## Stated problem
Copy every line of the listing that holds the string "JSON".

Dataset listings of figures
+ + + + + + +

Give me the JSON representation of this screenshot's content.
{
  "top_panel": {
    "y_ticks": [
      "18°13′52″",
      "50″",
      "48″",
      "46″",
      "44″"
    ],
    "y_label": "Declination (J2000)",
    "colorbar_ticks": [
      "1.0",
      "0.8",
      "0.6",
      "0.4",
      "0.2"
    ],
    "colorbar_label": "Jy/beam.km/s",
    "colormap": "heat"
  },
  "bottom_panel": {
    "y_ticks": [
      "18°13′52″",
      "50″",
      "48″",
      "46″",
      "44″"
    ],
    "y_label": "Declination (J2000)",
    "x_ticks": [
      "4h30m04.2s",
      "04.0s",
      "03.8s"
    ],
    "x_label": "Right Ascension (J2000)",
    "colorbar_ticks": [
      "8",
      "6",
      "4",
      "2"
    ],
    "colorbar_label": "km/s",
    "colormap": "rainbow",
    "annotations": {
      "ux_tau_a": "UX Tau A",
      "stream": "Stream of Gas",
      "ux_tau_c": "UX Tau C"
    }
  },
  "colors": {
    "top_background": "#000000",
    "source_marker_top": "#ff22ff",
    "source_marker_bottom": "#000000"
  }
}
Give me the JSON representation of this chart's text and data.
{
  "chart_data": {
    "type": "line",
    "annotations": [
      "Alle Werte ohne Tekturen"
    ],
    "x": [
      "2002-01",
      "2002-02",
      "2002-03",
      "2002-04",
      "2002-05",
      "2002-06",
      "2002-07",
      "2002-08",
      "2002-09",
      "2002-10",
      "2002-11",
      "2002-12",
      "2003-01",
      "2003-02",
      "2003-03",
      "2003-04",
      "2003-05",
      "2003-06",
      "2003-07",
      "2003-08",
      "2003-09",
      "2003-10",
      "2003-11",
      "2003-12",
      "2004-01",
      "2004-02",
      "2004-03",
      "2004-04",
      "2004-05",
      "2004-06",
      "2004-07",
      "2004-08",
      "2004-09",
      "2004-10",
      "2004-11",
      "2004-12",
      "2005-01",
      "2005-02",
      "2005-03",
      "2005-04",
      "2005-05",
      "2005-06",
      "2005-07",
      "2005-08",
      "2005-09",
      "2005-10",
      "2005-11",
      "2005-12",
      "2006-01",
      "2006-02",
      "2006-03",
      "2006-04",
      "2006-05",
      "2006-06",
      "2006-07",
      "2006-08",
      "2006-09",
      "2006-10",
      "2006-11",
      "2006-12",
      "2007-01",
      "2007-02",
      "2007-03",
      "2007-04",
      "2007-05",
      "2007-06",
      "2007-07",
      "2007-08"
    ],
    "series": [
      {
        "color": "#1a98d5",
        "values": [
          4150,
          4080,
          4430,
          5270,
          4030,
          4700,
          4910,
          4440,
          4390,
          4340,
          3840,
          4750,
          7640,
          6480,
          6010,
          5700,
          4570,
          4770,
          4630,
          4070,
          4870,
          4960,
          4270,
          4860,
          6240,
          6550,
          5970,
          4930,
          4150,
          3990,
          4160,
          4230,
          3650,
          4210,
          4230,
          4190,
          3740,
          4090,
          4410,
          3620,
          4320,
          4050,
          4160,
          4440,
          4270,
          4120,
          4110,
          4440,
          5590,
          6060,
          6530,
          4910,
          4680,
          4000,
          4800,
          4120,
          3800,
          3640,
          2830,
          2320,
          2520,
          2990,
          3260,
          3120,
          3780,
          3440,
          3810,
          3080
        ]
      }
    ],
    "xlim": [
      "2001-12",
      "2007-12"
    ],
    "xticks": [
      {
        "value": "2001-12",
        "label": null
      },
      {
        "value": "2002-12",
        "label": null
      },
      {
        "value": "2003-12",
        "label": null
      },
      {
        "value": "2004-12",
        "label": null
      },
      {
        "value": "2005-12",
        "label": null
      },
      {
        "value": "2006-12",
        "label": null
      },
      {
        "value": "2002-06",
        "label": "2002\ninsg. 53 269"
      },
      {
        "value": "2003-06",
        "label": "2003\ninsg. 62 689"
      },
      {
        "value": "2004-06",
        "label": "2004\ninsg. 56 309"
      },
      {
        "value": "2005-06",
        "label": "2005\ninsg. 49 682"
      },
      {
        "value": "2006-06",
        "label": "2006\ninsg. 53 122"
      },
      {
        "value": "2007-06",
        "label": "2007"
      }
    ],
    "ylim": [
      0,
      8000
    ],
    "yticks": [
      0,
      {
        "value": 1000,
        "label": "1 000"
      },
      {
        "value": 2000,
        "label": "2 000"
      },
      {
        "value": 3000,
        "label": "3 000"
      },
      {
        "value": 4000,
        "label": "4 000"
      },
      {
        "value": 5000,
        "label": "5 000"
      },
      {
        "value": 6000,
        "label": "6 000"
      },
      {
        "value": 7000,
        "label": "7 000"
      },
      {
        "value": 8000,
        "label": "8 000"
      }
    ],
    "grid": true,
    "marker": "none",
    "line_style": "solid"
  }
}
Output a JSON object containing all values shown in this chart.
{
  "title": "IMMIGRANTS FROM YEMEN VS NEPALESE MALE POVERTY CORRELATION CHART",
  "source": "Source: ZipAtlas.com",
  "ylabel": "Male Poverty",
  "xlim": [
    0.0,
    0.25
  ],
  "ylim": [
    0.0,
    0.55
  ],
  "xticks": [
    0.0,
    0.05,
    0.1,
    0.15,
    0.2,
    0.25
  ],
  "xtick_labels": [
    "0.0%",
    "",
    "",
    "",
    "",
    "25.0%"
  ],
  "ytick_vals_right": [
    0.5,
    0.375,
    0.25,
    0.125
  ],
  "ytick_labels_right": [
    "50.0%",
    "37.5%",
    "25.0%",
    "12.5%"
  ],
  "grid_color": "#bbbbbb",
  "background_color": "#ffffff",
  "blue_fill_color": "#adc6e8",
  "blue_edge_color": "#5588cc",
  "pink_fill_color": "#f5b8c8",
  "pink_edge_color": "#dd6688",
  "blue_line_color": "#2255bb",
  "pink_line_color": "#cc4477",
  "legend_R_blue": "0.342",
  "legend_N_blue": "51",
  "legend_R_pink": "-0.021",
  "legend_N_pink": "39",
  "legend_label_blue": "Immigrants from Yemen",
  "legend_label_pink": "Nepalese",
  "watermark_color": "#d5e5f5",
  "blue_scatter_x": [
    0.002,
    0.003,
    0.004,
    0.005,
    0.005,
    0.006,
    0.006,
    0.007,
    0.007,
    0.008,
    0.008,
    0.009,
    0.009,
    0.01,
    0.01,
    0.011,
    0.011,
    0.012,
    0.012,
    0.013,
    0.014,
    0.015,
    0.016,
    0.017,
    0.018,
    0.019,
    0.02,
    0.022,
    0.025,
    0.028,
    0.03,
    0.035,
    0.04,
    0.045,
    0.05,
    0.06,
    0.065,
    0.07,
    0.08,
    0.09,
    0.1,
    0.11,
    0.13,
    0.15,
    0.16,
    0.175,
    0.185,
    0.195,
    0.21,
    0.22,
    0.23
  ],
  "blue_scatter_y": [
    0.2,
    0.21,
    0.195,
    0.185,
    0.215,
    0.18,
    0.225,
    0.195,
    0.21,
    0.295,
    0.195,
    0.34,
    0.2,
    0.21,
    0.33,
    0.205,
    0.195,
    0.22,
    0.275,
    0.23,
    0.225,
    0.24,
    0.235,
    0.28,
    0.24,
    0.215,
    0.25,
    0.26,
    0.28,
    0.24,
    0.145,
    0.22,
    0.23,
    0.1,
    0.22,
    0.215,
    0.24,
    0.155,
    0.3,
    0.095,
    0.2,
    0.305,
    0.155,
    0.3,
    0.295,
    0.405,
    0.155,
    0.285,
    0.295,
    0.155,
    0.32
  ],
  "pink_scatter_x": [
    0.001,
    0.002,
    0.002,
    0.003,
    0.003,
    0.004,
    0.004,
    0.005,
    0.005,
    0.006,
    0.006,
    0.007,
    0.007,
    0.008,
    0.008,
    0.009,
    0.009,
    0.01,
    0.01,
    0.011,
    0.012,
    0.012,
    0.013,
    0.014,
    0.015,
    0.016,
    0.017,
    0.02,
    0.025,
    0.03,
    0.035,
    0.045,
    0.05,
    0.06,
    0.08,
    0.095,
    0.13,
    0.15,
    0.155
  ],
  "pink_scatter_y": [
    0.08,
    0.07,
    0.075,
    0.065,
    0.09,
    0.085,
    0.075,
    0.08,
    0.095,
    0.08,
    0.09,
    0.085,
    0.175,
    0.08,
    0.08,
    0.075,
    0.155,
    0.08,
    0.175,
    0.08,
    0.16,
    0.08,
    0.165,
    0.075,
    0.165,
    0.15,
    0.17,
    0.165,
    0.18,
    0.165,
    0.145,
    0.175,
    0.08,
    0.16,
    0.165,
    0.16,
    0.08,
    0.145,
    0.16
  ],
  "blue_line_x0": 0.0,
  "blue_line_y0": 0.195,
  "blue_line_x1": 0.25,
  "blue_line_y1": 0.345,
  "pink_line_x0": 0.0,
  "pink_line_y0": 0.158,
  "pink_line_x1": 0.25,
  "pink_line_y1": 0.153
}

+ + + + + + +

## Solution to this exercise
Give me the JSON representation of this screenshot's content.
Give me the JSON representation of this chart's text and data.
Output a JSON object containing all values shown in this chart.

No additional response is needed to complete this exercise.